Items from a figure collection:
------------------------------------------------------------
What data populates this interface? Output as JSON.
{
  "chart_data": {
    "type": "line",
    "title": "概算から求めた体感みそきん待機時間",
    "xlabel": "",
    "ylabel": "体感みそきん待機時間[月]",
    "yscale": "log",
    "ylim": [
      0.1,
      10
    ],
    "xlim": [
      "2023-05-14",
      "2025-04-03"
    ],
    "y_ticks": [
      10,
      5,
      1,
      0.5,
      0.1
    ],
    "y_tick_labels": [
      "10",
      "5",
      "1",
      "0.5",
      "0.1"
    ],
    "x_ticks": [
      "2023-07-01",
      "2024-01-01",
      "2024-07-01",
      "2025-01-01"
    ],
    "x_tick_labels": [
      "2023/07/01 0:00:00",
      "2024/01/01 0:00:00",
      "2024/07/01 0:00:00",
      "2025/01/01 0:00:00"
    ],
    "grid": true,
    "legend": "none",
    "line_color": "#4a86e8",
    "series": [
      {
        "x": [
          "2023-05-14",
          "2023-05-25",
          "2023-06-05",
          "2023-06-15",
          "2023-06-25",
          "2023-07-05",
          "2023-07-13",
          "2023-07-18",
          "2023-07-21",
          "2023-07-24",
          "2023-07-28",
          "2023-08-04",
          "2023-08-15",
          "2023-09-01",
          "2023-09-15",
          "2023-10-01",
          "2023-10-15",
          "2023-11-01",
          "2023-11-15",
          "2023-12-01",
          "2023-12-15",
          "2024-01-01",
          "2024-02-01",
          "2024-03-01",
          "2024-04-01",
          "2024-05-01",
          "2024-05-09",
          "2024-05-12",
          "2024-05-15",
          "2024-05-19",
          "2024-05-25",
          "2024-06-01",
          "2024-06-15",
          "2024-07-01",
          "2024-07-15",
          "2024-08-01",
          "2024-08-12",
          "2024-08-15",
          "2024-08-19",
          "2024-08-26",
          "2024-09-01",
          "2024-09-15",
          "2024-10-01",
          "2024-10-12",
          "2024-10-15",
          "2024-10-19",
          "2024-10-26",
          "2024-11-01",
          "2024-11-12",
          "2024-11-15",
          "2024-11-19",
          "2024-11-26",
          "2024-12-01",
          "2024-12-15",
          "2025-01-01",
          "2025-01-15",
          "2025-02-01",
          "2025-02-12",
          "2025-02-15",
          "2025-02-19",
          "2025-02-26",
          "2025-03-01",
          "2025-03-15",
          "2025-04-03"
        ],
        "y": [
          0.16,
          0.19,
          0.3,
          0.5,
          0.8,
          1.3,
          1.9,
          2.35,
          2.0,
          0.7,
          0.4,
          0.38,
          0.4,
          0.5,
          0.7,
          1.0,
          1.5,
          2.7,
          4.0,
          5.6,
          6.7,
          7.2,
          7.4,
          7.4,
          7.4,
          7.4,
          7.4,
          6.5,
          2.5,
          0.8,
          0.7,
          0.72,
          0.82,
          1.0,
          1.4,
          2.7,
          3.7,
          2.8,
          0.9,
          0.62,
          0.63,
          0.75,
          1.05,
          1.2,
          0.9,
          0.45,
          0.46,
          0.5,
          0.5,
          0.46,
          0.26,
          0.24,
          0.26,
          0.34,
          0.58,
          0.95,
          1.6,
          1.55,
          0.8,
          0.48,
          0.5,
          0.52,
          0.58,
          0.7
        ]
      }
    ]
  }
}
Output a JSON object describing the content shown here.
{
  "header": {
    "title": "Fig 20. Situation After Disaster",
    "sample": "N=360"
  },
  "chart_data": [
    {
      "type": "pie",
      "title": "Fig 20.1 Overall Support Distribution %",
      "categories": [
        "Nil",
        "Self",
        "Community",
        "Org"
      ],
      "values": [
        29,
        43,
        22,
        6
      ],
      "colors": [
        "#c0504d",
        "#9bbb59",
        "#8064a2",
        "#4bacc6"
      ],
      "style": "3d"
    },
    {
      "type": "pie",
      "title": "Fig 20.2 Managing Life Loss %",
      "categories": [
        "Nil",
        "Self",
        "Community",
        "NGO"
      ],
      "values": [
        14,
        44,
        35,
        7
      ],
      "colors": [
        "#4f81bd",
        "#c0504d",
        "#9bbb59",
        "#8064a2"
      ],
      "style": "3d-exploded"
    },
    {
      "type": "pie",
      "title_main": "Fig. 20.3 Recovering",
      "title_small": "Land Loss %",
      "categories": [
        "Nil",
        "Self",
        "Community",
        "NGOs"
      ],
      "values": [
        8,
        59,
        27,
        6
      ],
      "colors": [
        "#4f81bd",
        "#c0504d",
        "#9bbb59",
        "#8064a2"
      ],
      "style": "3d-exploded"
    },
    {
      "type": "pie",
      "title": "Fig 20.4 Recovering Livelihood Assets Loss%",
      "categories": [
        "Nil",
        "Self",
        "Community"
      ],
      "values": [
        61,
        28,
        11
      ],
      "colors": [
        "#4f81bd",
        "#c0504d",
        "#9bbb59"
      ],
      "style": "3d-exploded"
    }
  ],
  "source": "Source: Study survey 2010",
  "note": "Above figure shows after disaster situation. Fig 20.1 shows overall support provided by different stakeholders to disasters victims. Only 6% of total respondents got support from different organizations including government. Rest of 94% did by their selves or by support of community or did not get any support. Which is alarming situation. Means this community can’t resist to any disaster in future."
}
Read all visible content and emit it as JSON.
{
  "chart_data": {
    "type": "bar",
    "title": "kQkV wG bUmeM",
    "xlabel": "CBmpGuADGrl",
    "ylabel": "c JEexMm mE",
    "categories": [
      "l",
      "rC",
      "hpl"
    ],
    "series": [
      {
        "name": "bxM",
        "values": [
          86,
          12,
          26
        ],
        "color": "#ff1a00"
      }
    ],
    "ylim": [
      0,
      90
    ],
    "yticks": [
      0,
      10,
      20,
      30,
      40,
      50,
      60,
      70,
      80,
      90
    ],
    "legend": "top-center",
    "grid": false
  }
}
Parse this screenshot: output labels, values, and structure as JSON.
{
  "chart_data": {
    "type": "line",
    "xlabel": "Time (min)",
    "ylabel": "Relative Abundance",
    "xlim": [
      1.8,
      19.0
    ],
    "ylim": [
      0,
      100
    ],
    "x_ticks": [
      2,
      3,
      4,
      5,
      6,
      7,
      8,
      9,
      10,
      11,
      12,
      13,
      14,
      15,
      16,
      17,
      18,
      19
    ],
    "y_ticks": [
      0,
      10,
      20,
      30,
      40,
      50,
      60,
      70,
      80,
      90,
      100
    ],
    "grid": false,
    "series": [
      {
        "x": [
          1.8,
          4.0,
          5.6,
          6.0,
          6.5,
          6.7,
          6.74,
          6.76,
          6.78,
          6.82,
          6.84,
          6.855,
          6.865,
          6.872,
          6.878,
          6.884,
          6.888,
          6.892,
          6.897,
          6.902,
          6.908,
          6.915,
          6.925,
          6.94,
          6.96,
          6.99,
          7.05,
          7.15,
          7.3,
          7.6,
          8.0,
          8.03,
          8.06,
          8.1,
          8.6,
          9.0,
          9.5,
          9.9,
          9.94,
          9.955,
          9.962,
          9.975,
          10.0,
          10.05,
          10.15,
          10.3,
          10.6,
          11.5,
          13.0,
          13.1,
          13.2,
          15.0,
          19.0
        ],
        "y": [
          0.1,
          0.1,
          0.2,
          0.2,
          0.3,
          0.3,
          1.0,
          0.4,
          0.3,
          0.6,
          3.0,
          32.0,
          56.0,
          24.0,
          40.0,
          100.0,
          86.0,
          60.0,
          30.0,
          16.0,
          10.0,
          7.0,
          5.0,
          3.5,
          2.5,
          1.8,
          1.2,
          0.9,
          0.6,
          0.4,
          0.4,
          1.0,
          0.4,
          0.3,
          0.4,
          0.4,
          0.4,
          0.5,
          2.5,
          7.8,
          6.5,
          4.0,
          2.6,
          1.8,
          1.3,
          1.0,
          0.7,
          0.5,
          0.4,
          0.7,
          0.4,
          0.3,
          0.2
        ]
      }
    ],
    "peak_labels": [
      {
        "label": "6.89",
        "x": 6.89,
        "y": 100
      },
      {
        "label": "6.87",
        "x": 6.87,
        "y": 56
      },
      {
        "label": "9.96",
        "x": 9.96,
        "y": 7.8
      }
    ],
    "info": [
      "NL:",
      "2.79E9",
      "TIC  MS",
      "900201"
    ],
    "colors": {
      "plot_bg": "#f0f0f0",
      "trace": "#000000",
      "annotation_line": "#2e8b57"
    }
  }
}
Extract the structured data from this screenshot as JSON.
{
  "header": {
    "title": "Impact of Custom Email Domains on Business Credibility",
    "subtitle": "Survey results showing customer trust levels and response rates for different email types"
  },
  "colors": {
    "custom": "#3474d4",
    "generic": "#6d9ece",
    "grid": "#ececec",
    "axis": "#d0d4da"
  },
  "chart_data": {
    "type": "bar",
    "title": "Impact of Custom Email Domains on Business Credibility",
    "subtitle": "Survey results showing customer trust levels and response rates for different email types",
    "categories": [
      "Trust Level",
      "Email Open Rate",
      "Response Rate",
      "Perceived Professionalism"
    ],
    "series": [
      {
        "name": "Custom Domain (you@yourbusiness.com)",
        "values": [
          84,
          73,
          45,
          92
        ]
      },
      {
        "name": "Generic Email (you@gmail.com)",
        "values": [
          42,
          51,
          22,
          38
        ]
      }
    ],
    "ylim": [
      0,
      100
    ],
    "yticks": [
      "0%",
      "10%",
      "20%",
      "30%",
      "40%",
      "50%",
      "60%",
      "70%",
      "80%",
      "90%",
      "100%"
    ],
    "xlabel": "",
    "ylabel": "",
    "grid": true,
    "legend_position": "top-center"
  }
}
------------------------------------------------------------
> [Written request]: Only those lines running from the one containing "Extract the structured" through the last line of the data above are to be copied, exactly, with both ends included.

> [Full output]:
Extract the structured data from this screenshot as JSON.
{
  "header": {
    "title": "Impact of Custom Email Domains on Business Credibility",
    "subtitle": "Survey results showing customer trust levels and response rates for different email types"
  },
  "colors": {
    "custom": "#3474d4",
    "generic": "#6d9ece",
    "grid": "#ececec",
    "axis": "#d0d4da"
  },
  "chart_data": {
    "type": "bar",
    "title": "Impact of Custom Email Domains on Business Credibility",
    "subtitle": "Survey results showing customer trust levels and response rates for different email types",
    "categories": [
      "Trust Level",
      "Email Open Rate",
      "Response Rate",
      "Perceived Professionalism"
    ],
    "series": [
      {
        "name": "Custom Domain (you@yourbusiness.com)",
        "values": [
          84,
          73,
          45,
          92
        ]
      },
      {
        "name": "Generic Email (you@gmail.com)",
        "values": [
          42,
          51,
          22,
          38
        ]
      }
    ],
    "ylim": [
      0,
      100
    ],
    "yticks": [
      "0%",
      "10%",
      "20%",
      "30%",
      "40%",
      "50%",
      "60%",
      "70%",
      "80%",
      "90%",
      "100%"
    ],
    "xlabel": "",
    "ylabel": "",
    "grid": true,
    "legend_position": "top-center"
  }
}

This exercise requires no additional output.